Work to do
A verbatim copy of the records is required, with all pictures left out.

Extracted entries
···

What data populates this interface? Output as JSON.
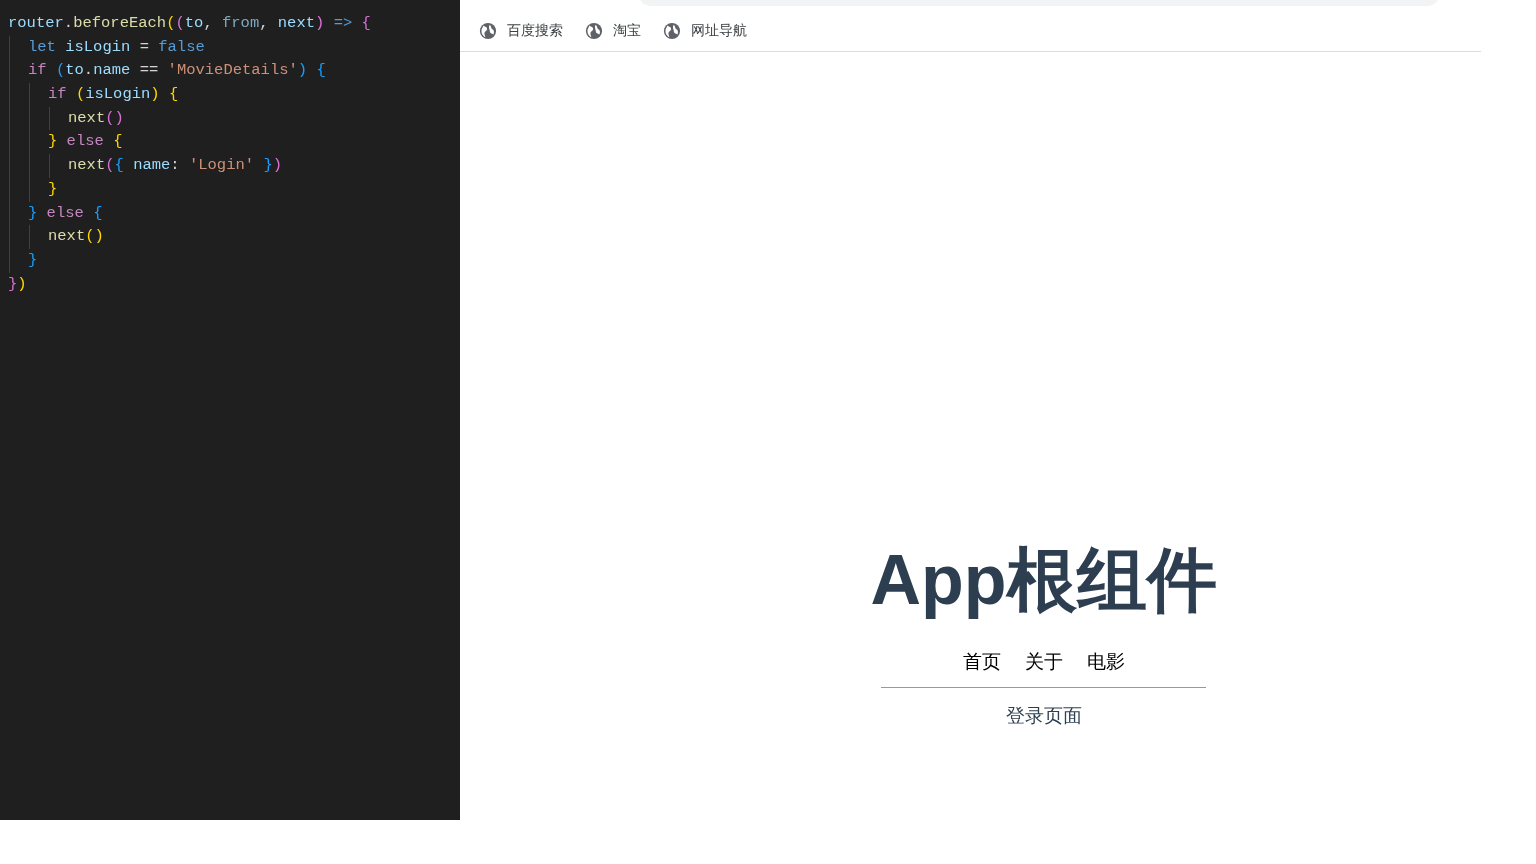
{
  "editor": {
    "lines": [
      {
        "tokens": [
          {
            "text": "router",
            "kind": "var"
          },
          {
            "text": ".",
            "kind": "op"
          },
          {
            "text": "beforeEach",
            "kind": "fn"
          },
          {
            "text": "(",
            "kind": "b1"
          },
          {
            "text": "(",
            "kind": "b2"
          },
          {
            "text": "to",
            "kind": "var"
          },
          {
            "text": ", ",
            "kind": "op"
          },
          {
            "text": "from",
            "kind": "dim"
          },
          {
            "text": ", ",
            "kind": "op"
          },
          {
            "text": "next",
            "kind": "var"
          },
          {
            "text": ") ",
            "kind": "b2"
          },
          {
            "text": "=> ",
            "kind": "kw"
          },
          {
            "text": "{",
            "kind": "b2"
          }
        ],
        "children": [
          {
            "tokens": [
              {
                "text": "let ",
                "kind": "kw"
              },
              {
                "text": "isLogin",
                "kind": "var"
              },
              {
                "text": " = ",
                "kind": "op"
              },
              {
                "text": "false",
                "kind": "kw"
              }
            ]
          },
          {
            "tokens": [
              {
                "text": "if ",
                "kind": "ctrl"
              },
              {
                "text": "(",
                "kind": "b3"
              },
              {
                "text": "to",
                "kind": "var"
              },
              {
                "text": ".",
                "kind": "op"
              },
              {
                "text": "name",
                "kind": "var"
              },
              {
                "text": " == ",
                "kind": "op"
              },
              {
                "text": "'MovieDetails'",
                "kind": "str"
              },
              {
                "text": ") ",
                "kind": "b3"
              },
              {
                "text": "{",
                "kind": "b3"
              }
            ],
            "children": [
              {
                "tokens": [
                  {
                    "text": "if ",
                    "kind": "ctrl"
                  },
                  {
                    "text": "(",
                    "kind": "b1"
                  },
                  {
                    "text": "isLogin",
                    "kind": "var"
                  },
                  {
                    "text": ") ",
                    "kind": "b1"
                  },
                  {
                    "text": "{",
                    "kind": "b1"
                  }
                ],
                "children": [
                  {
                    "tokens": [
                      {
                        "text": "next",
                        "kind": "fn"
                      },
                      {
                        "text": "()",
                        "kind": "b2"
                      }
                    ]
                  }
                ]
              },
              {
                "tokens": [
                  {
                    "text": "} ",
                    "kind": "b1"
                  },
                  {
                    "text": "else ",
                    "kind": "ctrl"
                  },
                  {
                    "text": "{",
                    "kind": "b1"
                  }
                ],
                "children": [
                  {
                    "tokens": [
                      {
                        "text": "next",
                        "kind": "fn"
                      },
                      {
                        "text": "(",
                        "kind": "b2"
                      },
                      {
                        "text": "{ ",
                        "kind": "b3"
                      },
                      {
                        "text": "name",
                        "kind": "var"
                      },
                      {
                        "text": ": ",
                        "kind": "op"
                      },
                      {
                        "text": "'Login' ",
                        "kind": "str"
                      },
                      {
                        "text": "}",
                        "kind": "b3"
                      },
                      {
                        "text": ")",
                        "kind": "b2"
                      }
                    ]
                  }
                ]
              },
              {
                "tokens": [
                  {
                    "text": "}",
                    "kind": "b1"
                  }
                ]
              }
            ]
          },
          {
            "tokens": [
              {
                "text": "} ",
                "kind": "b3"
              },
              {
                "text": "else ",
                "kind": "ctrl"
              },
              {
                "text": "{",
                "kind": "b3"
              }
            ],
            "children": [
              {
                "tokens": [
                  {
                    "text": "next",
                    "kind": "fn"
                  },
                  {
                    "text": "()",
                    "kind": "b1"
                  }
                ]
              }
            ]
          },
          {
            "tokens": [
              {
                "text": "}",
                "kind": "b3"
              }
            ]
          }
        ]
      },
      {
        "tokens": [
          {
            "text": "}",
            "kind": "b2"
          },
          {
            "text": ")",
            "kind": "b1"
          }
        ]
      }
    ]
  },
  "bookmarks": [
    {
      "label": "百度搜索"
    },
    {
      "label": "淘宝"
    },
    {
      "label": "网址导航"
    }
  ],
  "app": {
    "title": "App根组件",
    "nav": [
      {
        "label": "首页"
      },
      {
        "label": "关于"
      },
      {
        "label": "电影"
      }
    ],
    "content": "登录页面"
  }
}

···

Solution to this task
What data populates this interface? Output as JSON.
{
  "editor": {
    "lines": [
      {
        "tokens": [
          {
            "text": "router",
            "kind": "var"
          },
          {
            "text": ".",
            "kind": "op"
          },
          {
            "text": "beforeEach",
            "kind": "fn"
          },
          {
            "text": "(",
            "kind": "b1"
          },
          {
            "text": "(",
            "kind": "b2"
          },
          {
            "text": "to",
            "kind": "var"
          },
          {
            "text": ", ",
            "kind": "op"
          },
          {
            "text": "from",
            "kind": "dim"
          },
          {
            "text": ", ",
            "kind": "op"
          },
          {
            "text": "next",
            "kind": "var"
          },
          {
            "text": ") ",
            "kind": "b2"
          },
          {
            "text": "=> ",
            "kind": "kw"
          },
          {
            "text": "{",
            "kind": "b2"
          }
        ],
        "children": [
          {
            "tokens": [
              {
                "text": "let ",
                "kind": "kw"
              },
              {
                "text": "isLogin",
                "kind": "var"
              },
              {
                "text": " = ",
                "kind": "op"
              },
              {
                "text": "false",
                "kind": "kw"
              }
            ]
          },
          {
            "tokens": [
              {
                "text": "if ",
                "kind": "ctrl"
              },
              {
                "text": "(",
                "kind": "b3"
              },
              {
                "text": "to",
                "kind": "var"
              },
              {
                "text": ".",
                "kind": "op"
              },
              {
                "text": "name",
                "kind": "var"
              },
              {
                "text": " == ",
                "kind": "op"
              },
              {
                "text": "'MovieDetails'",
                "kind": "str"
              },
              {
                "text": ") ",
                "kind": "b3"
              },
              {
                "text": "{",
                "kind": "b3"
              }
            ],
            "children": [
              {
                "tokens": [
                  {
                    "text": "if ",
                    "kind": "ctrl"
                  },
                  {
                    "text": "(",
                    "kind": "b1"
                  },
                  {
                    "text": "isLogin",
                    "kind": "var"
                  },
                  {
                    "text": ") ",
                    "kind": "b1"
                  },
                  {
                    "text": "{",
                    "kind": "b1"
                  }
                ],
                "children": [
                  {
                    "tokens": [
                      {
                        "text": "next",
                        "kind": "fn"
                      },
                      {
                        "text": "()",
                        "kind": "b2"
                      }
                    ]
                  }
                ]
              },
              {
                "tokens": [
                  {
                    "text": "} ",
                    "kind": "b1"
                  },
                  {
                    "text": "else ",
                    "kind": "ctrl"
                  },
                  {
                    "text": "{",
                    "kind": "b1"
                  }
                ],
                "children": [
                  {
                    "tokens": [
                      {
                        "text": "next",
                        "kind": "fn"
                      },
                      {
                        "text": "(",
                        "kind": "b2"
                      },
                      {
                        "text": "{ ",
                        "kind": "b3"
                      },
                      {
                        "text": "name",
                        "kind": "var"
                      },
                      {
                        "text": ": ",
                        "kind": "op"
                      },
                      {
                        "text": "'Login' ",
                        "kind": "str"
                      },
                      {
                        "text": "}",
                        "kind": "b3"
                      },
                      {
                        "text": ")",
                        "kind": "b2"
                      }
                    ]
                  }
                ]
              },
              {
                "tokens": [
                  {
                    "text": "}",
                    "kind": "b1"
                  }
                ]
              }
            ]
          },
          {
            "tokens": [
              {
                "text": "} ",
                "kind": "b3"
              },
              {
                "text": "else ",
                "kind": "ctrl"
              },
              {
                "text": "{",
                "kind": "b3"
              }
            ],
            "children": [
              {
                "tokens": [
                  {
                    "text": "next",
                    "kind": "fn"
                  },
                  {
                    "text": "()",
                    "kind": "b1"
                  }
                ]
              }
            ]
          },
          {
            "tokens": [
              {
                "text": "}",
                "kind": "b3"
              }
            ]
          }
        ]
      },
      {
        "tokens": [
          {
            "text": "}",
            "kind": "b2"
          },
          {
            "text": ")",
            "kind": "b1"
          }
        ]
      }
    ]
  },
  "bookmarks": [
    {
      "label": "百度搜索"
    },
    {
      "label": "淘宝"
    },
    {
      "label": "网址导航"
    }
  ],
  "app": {
    "title": "App根组件",
    "nav": [
      {
        "label": "首页"
      },
      {
        "label": "关于"
      },
      {
        "label": "电影"
      }
    ],
    "content": "登录页面"
  }
}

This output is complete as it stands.